- What is being asked -
Write the listing below out again exactly, dropping the images.

- Supplied data -
=======

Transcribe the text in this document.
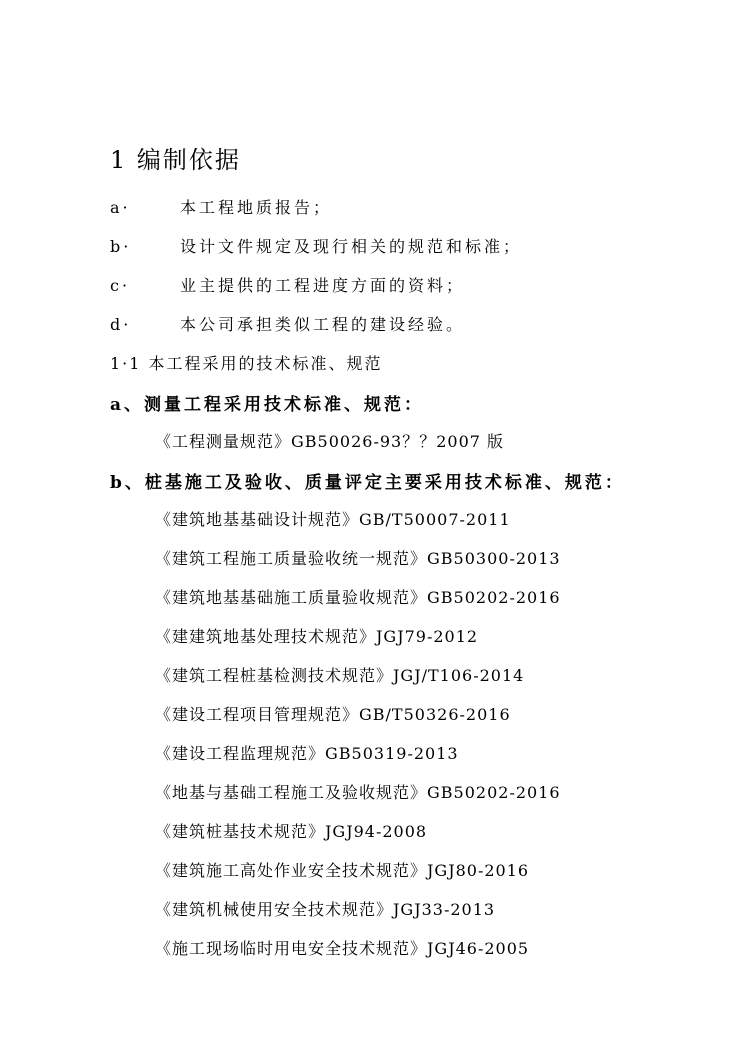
1 编制依据
a·	本工程地质报告；
b·	设计文件规定及现行相关的规范和标准；
c·	业主提供的工程进度方面的资料；
d·	本公司承担类似工程的建设经验。
1·1 本工程采用的技术标准、规范
a、测量工程采用技术标准、规范：
《工程测量规范》GB50026-93？？2007 版
b、桩基施工及验收、质量评定主要采用技术标准、规范：
《建筑地基基础设计规范》GB/T50007-2011
《建筑工程施工质量验收统一规范》GB50300-2013
《建筑地基基础施工质量验收规范》GB50202-2016
《建建筑地基处理技术规范》JGJ79-2012
《建筑工程桩基检测技术规范》JGJ/T106-2014
《建设工程项目管理规范》GB/T50326-2016
《建设工程监理规范》GB50319-2013
《地基与基础工程施工及验收规范》GB50202-2016
《建筑桩基技术规范》JGJ94-2008
《建筑施工高处作业安全技术规范》JGJ80-2016
《建筑机械使用安全技术规范》JGJ33-2013
《施工现场临时用电安全技术规范》JGJ46-2005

=======

- Complete answer -
Transcribe the text in this document.
1 编制依据
a·	本工程地质报告；
b·	设计文件规定及现行相关的规范和标准；
c·	业主提供的工程进度方面的资料；
d·	本公司承担类似工程的建设经验。
1·1 本工程采用的技术标准、规范
a、测量工程采用技术标准、规范：
《工程测量规范》GB50026-93？？2007 版
b、桩基施工及验收、质量评定主要采用技术标准、规范：
《建筑地基基础设计规范》GB/T50007-2011
《建筑工程施工质量验收统一规范》GB50300-2013
《建筑地基基础施工质量验收规范》GB50202-2016
《建建筑地基处理技术规范》JGJ79-2012
《建筑工程桩基检测技术规范》JGJ/T106-2014
《建设工程项目管理规范》GB/T50326-2016
《建设工程监理规范》GB50319-2013
《地基与基础工程施工及验收规范》GB50202-2016
《建筑桩基技术规范》JGJ94-2008
《建筑施工高处作业安全技术规范》JGJ80-2016
《建筑机械使用安全技术规范》JGJ33-2013
《施工现场临时用电安全技术规范》JGJ46-2005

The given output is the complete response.